---------- ENTRIES SHOWN ----------

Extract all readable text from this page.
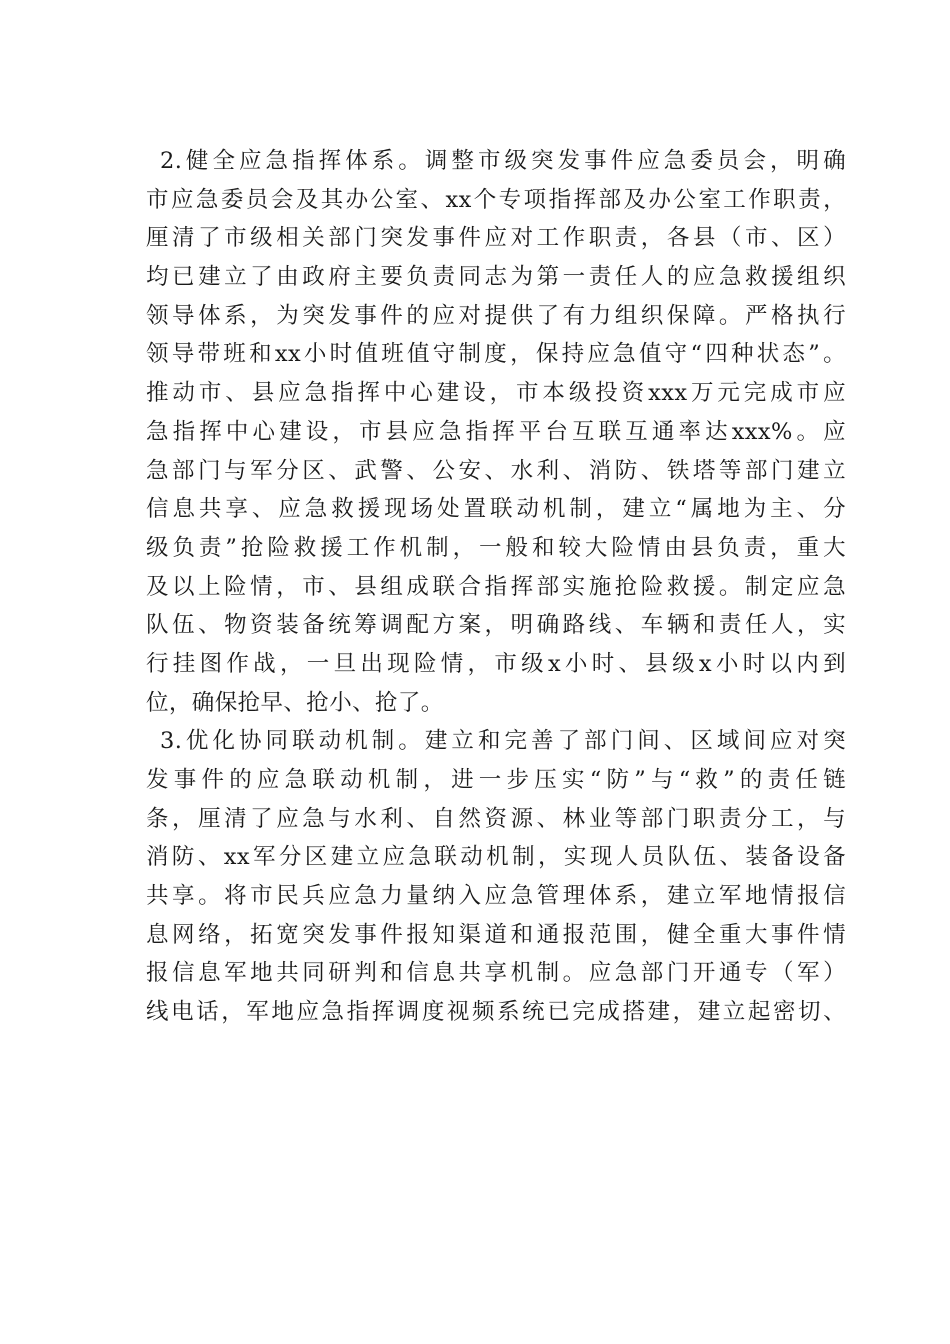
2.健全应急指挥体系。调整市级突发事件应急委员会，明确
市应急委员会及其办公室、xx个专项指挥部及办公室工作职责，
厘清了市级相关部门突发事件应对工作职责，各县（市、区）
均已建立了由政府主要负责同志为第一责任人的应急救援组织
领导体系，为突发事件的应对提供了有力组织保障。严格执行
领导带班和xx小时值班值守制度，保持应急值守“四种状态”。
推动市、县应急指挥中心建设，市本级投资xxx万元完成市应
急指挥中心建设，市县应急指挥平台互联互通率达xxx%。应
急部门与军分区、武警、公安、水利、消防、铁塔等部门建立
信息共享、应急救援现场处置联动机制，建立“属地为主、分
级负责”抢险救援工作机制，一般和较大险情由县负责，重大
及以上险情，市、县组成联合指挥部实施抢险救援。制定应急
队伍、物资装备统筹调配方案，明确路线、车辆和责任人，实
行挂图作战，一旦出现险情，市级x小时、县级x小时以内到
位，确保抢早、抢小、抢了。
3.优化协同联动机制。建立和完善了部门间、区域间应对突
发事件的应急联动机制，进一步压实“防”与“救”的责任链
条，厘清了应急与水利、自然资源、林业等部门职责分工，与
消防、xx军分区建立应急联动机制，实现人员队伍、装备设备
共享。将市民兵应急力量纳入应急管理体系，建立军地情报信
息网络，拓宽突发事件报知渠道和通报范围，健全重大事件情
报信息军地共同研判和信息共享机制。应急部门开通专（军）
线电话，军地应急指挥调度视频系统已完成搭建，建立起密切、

----------
---------- ENTRIES SHOWN ----------

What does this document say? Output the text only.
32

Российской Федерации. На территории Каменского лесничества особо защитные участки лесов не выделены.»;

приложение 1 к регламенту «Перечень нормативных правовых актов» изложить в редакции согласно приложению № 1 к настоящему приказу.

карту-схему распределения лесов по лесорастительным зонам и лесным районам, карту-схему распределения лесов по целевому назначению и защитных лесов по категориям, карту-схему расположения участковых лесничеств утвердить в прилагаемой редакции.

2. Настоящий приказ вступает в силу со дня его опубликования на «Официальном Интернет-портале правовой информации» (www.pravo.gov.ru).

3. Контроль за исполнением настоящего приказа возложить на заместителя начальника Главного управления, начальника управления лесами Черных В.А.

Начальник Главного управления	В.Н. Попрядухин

----------
---------- ENTRIES SHOWN ----------

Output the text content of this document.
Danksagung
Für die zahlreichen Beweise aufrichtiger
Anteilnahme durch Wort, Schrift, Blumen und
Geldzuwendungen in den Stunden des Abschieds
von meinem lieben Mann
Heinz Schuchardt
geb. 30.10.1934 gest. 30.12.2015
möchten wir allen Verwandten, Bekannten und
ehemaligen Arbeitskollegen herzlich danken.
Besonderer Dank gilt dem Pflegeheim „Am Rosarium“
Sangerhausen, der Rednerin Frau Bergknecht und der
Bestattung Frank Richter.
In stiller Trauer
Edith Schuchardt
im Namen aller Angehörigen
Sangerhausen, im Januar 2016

----------

→ **TASK DETAILS**:
Find the word "text" in the entries, and copy every line it shows up in.

→ **ANSWER FOR THE TASK**:
Extract all readable text from this page.
What does this document say? Output the text only.
Output the text content of this document.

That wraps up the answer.